JJ and the band in the Western Morning News
JJ interview in the North Devon Journal
JJ walks to Oysterband’s Bristol gig: day 4.
Sitting in the Devil’s Pulpit overlooking Tintern Abbey…We’ve walked for four hours this morning, a very tough walk but it took us through beautiful beech woods with the sun coming through the leaves and the scent of wild garlic.
Yesterday was beautiful countryside and a good walk during which we saw a hare as well as the snake.

*Supplied data*.
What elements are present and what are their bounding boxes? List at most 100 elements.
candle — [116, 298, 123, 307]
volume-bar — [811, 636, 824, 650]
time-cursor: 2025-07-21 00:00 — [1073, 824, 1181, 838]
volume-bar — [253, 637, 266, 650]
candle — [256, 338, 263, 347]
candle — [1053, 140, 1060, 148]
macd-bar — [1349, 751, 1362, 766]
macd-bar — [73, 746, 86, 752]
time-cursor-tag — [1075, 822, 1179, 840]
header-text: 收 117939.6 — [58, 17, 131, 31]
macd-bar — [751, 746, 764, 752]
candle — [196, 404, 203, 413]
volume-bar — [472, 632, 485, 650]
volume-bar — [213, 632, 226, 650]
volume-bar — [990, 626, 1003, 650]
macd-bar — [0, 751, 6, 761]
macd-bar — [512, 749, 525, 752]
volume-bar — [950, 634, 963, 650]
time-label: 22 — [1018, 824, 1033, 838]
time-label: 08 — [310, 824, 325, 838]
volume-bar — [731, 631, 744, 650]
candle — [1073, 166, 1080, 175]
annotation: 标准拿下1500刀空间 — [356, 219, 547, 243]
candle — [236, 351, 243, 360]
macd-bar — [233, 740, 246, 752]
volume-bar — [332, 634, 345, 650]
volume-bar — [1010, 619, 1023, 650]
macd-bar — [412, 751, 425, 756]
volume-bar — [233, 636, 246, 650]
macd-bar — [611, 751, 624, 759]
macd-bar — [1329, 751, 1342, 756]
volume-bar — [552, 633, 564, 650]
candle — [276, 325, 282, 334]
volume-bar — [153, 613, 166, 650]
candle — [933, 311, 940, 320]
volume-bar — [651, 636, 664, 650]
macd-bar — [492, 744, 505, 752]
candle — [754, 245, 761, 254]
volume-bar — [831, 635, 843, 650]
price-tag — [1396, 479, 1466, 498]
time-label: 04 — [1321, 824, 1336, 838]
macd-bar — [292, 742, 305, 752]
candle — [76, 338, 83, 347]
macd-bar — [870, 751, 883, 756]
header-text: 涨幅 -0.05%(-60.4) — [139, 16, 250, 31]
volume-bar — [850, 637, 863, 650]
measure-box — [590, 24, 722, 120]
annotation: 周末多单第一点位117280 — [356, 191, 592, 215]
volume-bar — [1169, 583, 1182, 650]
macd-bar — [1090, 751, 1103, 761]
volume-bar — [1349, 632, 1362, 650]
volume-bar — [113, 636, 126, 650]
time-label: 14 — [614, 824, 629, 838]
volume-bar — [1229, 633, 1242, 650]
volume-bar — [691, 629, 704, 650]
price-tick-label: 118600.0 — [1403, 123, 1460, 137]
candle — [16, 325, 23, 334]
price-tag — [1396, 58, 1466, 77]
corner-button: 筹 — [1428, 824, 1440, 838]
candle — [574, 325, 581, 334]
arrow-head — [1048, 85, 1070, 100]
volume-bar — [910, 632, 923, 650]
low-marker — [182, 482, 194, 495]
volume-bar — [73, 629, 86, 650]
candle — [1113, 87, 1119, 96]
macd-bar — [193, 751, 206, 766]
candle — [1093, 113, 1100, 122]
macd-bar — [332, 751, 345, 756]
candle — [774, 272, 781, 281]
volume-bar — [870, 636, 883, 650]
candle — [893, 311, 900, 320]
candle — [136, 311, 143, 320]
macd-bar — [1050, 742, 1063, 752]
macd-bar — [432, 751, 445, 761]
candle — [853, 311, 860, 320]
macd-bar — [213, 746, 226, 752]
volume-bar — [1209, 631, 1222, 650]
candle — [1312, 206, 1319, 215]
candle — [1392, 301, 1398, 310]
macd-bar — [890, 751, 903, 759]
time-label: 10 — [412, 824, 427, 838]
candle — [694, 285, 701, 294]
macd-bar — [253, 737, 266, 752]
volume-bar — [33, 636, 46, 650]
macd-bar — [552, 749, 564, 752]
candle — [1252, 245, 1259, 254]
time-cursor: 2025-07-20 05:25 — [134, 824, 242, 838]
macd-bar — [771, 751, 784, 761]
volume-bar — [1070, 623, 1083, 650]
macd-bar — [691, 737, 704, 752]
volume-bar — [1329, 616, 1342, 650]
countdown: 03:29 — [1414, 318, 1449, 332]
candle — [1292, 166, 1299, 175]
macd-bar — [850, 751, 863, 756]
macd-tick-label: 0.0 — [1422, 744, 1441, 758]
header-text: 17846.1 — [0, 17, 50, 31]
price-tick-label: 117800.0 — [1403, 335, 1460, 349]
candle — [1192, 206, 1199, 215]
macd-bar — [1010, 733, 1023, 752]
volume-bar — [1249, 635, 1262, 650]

*Written tasks*.
[A] Condense the walk diary paragraph starting "Sitting in the Devil's Pulpit" into a bulleted list of its main facts.
[B] Name every place mentioned in the walk diary, leaving out the newspaper titles.
[C] Write a few more sentences to follow the last line of the walk diary.
The records aren't needed for anything here.

*Per-task answers*.
[A]
- Sitting in the Devil's Pulpit, overlooking Tintern Abbey
- Walked for four hours this morning
- A very tough walk
- Went through beautiful beech woods
- Sun coming through the leaves and the scent of wild garlic

[B]
- Bristol
- The Devil's Pulpit
- Tintern Abbey

[C]
Now we have about five miles to go to Chepstow and then a couple of miles across the bridge where I will get picked up for the return to my other life. I’ll be back with Oysterband this afternoon and I promise the Bristol audience that I will be there this time: showered, changed and on stage tonight! JJ
JJ walks to Oysterband’s Bristol gig – day 3, with serpents…
Food on the Devon walking tour…
Just sorted out the food orders for the band, crew and core walkers (thanks to Fran for collecting numbers) for all the various pubs we are stopping at on the Devon walking tour….it came to 182 meals so far, with a few things still to arrange…If others are joining us at any of the lunch stops or any of the evening venues which serve food, it might be a good idea to book in advance as they will be busy!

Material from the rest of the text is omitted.